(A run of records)
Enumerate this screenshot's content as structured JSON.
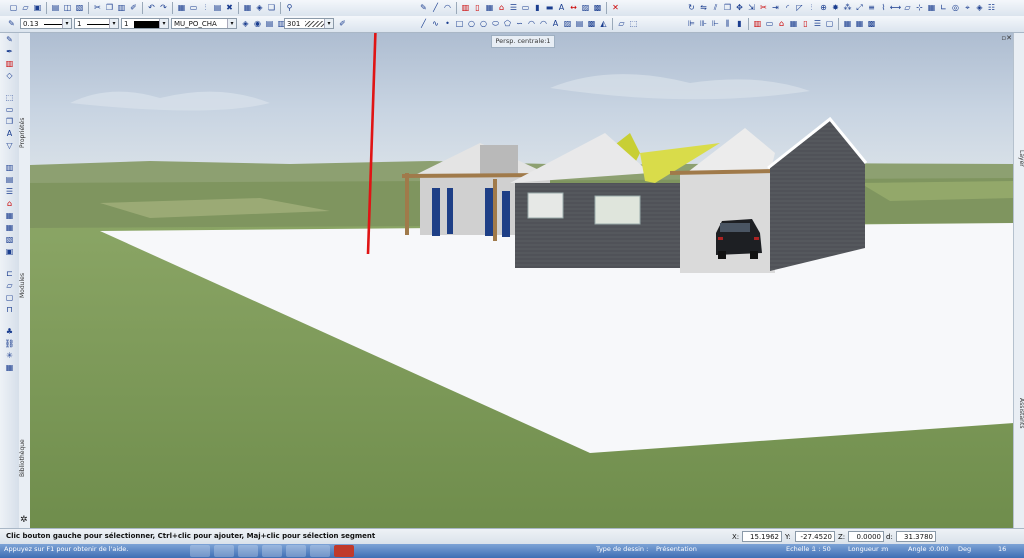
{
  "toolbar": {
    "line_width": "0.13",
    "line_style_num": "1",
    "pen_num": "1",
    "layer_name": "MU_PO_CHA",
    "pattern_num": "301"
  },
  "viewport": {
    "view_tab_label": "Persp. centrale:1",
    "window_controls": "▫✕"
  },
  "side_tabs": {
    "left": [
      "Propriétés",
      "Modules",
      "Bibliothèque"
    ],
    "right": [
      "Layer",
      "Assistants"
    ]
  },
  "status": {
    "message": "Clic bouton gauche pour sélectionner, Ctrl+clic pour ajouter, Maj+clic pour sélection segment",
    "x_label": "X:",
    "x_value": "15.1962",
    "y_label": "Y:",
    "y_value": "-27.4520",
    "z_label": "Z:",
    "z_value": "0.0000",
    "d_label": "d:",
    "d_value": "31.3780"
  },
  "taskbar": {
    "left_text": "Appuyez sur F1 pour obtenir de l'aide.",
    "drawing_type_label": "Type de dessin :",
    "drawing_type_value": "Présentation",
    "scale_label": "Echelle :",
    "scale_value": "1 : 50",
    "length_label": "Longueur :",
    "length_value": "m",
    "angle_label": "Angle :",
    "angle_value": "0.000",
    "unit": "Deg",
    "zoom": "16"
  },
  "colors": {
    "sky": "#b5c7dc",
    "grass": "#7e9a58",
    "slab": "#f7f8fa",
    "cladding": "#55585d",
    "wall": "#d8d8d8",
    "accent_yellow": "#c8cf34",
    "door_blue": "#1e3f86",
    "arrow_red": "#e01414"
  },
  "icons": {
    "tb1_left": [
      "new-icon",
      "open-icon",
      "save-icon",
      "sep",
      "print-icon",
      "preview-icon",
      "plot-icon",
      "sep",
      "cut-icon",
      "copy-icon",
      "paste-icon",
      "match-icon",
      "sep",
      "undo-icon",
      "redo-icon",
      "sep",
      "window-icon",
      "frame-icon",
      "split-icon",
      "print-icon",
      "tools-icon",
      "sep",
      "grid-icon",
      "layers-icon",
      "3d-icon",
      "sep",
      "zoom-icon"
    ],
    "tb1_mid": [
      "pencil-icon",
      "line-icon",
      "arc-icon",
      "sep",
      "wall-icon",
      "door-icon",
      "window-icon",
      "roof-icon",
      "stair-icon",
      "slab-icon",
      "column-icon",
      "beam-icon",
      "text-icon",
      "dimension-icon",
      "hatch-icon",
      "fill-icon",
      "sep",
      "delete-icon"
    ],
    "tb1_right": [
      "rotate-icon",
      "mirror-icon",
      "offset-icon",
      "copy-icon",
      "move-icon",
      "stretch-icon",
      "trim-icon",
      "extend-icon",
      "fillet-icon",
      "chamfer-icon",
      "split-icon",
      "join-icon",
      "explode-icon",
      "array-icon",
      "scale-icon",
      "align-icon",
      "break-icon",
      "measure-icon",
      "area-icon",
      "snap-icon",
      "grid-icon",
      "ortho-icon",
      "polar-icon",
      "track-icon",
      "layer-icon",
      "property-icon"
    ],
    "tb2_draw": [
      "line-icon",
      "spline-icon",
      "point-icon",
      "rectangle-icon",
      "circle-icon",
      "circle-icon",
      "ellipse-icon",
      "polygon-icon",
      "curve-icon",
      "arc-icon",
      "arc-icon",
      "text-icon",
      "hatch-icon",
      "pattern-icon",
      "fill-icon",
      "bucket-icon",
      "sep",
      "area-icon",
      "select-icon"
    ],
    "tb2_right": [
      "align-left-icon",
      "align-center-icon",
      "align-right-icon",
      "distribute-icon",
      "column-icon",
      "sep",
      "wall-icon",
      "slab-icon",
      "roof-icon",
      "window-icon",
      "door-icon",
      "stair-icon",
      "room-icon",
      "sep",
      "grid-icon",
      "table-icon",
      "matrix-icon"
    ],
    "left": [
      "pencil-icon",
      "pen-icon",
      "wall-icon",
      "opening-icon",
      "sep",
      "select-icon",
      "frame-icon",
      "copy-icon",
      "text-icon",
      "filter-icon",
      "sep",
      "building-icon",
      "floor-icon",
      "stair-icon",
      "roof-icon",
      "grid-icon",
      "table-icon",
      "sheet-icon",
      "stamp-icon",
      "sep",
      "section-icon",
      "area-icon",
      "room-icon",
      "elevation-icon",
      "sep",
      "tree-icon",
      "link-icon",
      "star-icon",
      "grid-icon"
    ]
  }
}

* [Problem details]: Write out the material above once more, exactly as it reads, with no pictures.

* [Answer]:
Enumerate this screenshot's content as structured JSON.
{
  "toolbar": {
    "line_width": "0.13",
    "line_style_num": "1",
    "pen_num": "1",
    "layer_name": "MU_PO_CHA",
    "pattern_num": "301"
  },
  "viewport": {
    "view_tab_label": "Persp. centrale:1",
    "window_controls": "▫✕"
  },
  "side_tabs": {
    "left": [
      "Propriétés",
      "Modules",
      "Bibliothèque"
    ],
    "right": [
      "Layer",
      "Assistants"
    ]
  },
  "status": {
    "message": "Clic bouton gauche pour sélectionner, Ctrl+clic pour ajouter, Maj+clic pour sélection segment",
    "x_label": "X:",
    "x_value": "15.1962",
    "y_label": "Y:",
    "y_value": "-27.4520",
    "z_label": "Z:",
    "z_value": "0.0000",
    "d_label": "d:",
    "d_value": "31.3780"
  },
  "taskbar": {
    "left_text": "Appuyez sur F1 pour obtenir de l'aide.",
    "drawing_type_label": "Type de dessin :",
    "drawing_type_value": "Présentation",
    "scale_label": "Echelle :",
    "scale_value": "1 : 50",
    "length_label": "Longueur :",
    "length_value": "m",
    "angle_label": "Angle :",
    "angle_value": "0.000",
    "unit": "Deg",
    "zoom": "16"
  },
  "colors": {
    "sky": "#b5c7dc",
    "grass": "#7e9a58",
    "slab": "#f7f8fa",
    "cladding": "#55585d",
    "wall": "#d8d8d8",
    "accent_yellow": "#c8cf34",
    "door_blue": "#1e3f86",
    "arrow_red": "#e01414"
  },
  "icons": {
    "tb1_left": [
      "new-icon",
      "open-icon",
      "save-icon",
      "sep",
      "print-icon",
      "preview-icon",
      "plot-icon",
      "sep",
      "cut-icon",
      "copy-icon",
      "paste-icon",
      "match-icon",
      "sep",
      "undo-icon",
      "redo-icon",
      "sep",
      "window-icon",
      "frame-icon",
      "split-icon",
      "print-icon",
      "tools-icon",
      "sep",
      "grid-icon",
      "layers-icon",
      "3d-icon",
      "sep",
      "zoom-icon"
    ],
    "tb1_mid": [
      "pencil-icon",
      "line-icon",
      "arc-icon",
      "sep",
      "wall-icon",
      "door-icon",
      "window-icon",
      "roof-icon",
      "stair-icon",
      "slab-icon",
      "column-icon",
      "beam-icon",
      "text-icon",
      "dimension-icon",
      "hatch-icon",
      "fill-icon",
      "sep",
      "delete-icon"
    ],
    "tb1_right": [
      "rotate-icon",
      "mirror-icon",
      "offset-icon",
      "copy-icon",
      "move-icon",
      "stretch-icon",
      "trim-icon",
      "extend-icon",
      "fillet-icon",
      "chamfer-icon",
      "split-icon",
      "join-icon",
      "explode-icon",
      "array-icon",
      "scale-icon",
      "align-icon",
      "break-icon",
      "measure-icon",
      "area-icon",
      "snap-icon",
      "grid-icon",
      "ortho-icon",
      "polar-icon",
      "track-icon",
      "layer-icon",
      "property-icon"
    ],
    "tb2_draw": [
      "line-icon",
      "spline-icon",
      "point-icon",
      "rectangle-icon",
      "circle-icon",
      "circle-icon",
      "ellipse-icon",
      "polygon-icon",
      "curve-icon",
      "arc-icon",
      "arc-icon",
      "text-icon",
      "hatch-icon",
      "pattern-icon",
      "fill-icon",
      "bucket-icon",
      "sep",
      "area-icon",
      "select-icon"
    ],
    "tb2_right": [
      "align-left-icon",
      "align-center-icon",
      "align-right-icon",
      "distribute-icon",
      "column-icon",
      "sep",
      "wall-icon",
      "slab-icon",
      "roof-icon",
      "window-icon",
      "door-icon",
      "stair-icon",
      "room-icon",
      "sep",
      "grid-icon",
      "table-icon",
      "matrix-icon"
    ],
    "left": [
      "pencil-icon",
      "pen-icon",
      "wall-icon",
      "opening-icon",
      "sep",
      "select-icon",
      "frame-icon",
      "copy-icon",
      "text-icon",
      "filter-icon",
      "sep",
      "building-icon",
      "floor-icon",
      "stair-icon",
      "roof-icon",
      "grid-icon",
      "table-icon",
      "sheet-icon",
      "stamp-icon",
      "sep",
      "section-icon",
      "area-icon",
      "room-icon",
      "elevation-icon",
      "sep",
      "tree-icon",
      "link-icon",
      "star-icon",
      "grid-icon"
    ]
  }
}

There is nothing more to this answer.